(A run of records)
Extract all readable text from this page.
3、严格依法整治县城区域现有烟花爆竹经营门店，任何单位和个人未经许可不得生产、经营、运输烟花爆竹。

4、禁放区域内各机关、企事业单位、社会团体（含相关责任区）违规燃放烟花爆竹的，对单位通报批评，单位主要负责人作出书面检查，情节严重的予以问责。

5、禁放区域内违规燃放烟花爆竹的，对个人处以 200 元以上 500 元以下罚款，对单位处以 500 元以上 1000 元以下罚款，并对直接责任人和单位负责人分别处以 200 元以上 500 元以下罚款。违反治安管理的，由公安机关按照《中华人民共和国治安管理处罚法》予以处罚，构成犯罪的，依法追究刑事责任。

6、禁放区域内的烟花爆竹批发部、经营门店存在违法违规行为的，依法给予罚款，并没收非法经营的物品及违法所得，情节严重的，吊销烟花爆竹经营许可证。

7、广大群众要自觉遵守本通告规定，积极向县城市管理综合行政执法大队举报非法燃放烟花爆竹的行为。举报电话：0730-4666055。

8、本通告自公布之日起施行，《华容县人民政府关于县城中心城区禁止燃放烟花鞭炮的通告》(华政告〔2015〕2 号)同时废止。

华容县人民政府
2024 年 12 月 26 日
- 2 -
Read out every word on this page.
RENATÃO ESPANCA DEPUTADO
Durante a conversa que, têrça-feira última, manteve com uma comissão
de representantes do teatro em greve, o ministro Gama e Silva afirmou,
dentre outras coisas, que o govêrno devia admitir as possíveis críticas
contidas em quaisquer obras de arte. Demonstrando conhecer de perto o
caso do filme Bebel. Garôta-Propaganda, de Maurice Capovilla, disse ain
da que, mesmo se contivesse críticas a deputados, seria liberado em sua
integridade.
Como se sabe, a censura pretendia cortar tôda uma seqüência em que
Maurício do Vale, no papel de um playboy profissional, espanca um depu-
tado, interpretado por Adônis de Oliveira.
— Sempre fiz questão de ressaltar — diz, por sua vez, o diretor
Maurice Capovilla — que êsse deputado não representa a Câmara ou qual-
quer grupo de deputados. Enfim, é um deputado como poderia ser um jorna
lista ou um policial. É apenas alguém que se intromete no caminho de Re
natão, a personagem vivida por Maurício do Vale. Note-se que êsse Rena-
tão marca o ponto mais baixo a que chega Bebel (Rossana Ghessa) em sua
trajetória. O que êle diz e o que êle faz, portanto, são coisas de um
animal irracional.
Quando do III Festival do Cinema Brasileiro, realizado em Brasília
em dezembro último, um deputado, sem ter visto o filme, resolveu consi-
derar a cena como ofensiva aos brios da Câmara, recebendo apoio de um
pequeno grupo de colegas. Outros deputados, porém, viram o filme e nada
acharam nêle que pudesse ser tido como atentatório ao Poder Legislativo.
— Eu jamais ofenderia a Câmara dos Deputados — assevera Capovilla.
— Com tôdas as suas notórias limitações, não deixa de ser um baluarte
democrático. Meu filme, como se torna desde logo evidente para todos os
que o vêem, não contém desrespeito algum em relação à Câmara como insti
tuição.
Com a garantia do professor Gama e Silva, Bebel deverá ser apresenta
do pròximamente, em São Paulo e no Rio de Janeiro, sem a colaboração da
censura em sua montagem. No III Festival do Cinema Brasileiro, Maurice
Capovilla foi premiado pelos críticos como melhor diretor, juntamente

# GIVEN PROBLEM
Go through the records and print each one exactly.

# SOLUTION TO THE PROBLEM
Extract all readable text from this page.
3、严格依法整治县城区域现有烟花爆竹经营门店，任何单位和个人未经许可不得生产、经营、运输烟花爆竹。

4、禁放区域内各机关、企事业单位、社会团体（含相关责任区）违规燃放烟花爆竹的，对单位通报批评，单位主要负责人作出书面检查，情节严重的予以问责。

5、禁放区域内违规燃放烟花爆竹的，对个人处以 200 元以上 500 元以下罚款，对单位处以 500 元以上 1000 元以下罚款，并对直接责任人和单位负责人分别处以 200 元以上 500 元以下罚款。违反治安管理的，由公安机关按照《中华人民共和国治安管理处罚法》予以处罚，构成犯罪的，依法追究刑事责任。

6、禁放区域内的烟花爆竹批发部、经营门店存在违法违规行为的，依法给予罚款，并没收非法经营的物品及违法所得，情节严重的，吊销烟花爆竹经营许可证。

7、广大群众要自觉遵守本通告规定，积极向县城市管理综合行政执法大队举报非法燃放烟花爆竹的行为。举报电话：0730-4666055。

8、本通告自公布之日起施行，《华容县人民政府关于县城中心城区禁止燃放烟花鞭炮的通告》(华政告〔2015〕2 号)同时废止。

华容县人民政府
2024 年 12 月 26 日
- 2 -
Read out every word on this page.
RENATÃO ESPANCA DEPUTADO
Durante a conversa que, têrça-feira última, manteve com uma comissão
de representantes do teatro em greve, o ministro Gama e Silva afirmou,
dentre outras coisas, que o govêrno devia admitir as possíveis críticas
contidas em quaisquer obras de arte. Demonstrando conhecer de perto o
caso do filme Bebel. Garôta-Propaganda, de Maurice Capovilla, disse ain
da que, mesmo se contivesse críticas a deputados, seria liberado em sua
integridade.
Como se sabe, a censura pretendia cortar tôda uma seqüência em que
Maurício do Vale, no papel de um playboy profissional, espanca um depu-
tado, interpretado por Adônis de Oliveira.
— Sempre fiz questão de ressaltar — diz, por sua vez, o diretor
Maurice Capovilla — que êsse deputado não representa a Câmara ou qual-
quer grupo de deputados. Enfim, é um deputado como poderia ser um jorna
lista ou um policial. É apenas alguém que se intromete no caminho de Re
natão, a personagem vivida por Maurício do Vale. Note-se que êsse Rena-
tão marca o ponto mais baixo a que chega Bebel (Rossana Ghessa) em sua
trajetória. O que êle diz e o que êle faz, portanto, são coisas de um
animal irracional.
Quando do III Festival do Cinema Brasileiro, realizado em Brasília
em dezembro último, um deputado, sem ter visto o filme, resolveu consi-
derar a cena como ofensiva aos brios da Câmara, recebendo apoio de um
pequeno grupo de colegas. Outros deputados, porém, viram o filme e nada
acharam nêle que pudesse ser tido como atentatório ao Poder Legislativo.
— Eu jamais ofenderia a Câmara dos Deputados — assevera Capovilla.
— Com tôdas as suas notórias limitações, não deixa de ser um baluarte
democrático. Meu filme, como se torna desde logo evidente para todos os
que o vêem, não contém desrespeito algum em relação à Câmara como insti
tuição.
Com a garantia do professor Gama e Silva, Bebel deverá ser apresenta
do pròximamente, em São Paulo e no Rio de Janeiro, sem a colaboração da
censura em sua montagem. No III Festival do Cinema Brasileiro, Maurice
Capovilla foi premiado pelos críticos como melhor diretor, juntamente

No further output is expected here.